TASK TO COMPLETE
Search the data for the word "this" and copy every line where it occurs.

SUPPLIED DATA
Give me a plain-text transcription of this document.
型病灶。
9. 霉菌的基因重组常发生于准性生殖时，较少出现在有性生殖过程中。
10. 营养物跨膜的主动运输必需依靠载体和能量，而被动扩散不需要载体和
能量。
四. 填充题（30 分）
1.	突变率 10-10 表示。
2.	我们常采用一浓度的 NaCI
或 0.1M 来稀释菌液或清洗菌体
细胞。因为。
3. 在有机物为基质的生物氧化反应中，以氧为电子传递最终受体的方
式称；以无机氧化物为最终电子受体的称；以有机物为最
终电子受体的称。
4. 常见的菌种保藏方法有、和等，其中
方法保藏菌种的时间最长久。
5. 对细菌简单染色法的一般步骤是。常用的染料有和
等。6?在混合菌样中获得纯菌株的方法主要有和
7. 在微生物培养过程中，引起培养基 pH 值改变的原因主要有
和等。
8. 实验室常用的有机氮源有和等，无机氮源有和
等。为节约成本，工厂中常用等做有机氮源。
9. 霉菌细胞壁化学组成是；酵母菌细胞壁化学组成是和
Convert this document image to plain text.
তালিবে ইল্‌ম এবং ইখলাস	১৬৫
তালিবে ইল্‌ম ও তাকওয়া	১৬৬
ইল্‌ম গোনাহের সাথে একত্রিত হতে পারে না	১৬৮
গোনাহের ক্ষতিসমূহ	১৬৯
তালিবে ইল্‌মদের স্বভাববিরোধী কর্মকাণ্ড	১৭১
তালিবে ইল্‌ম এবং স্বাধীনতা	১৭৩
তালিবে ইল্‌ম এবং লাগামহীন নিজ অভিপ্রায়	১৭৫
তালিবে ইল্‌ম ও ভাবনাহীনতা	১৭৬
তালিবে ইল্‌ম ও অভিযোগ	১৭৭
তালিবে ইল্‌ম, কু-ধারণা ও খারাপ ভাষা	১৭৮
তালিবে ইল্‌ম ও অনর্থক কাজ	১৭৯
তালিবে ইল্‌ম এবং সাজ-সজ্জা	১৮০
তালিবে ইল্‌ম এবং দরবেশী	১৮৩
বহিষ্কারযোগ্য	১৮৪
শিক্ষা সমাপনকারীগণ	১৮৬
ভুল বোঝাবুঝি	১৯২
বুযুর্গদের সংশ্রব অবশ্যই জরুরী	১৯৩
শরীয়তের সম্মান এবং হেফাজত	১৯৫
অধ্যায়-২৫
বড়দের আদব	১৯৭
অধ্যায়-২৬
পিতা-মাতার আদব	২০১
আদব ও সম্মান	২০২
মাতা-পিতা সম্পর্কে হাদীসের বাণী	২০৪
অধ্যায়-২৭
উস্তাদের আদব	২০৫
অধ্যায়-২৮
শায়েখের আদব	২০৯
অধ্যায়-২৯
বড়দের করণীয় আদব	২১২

FULL ANSWER
Give me a plain-text transcription of this document.
Convert this document image to plain text.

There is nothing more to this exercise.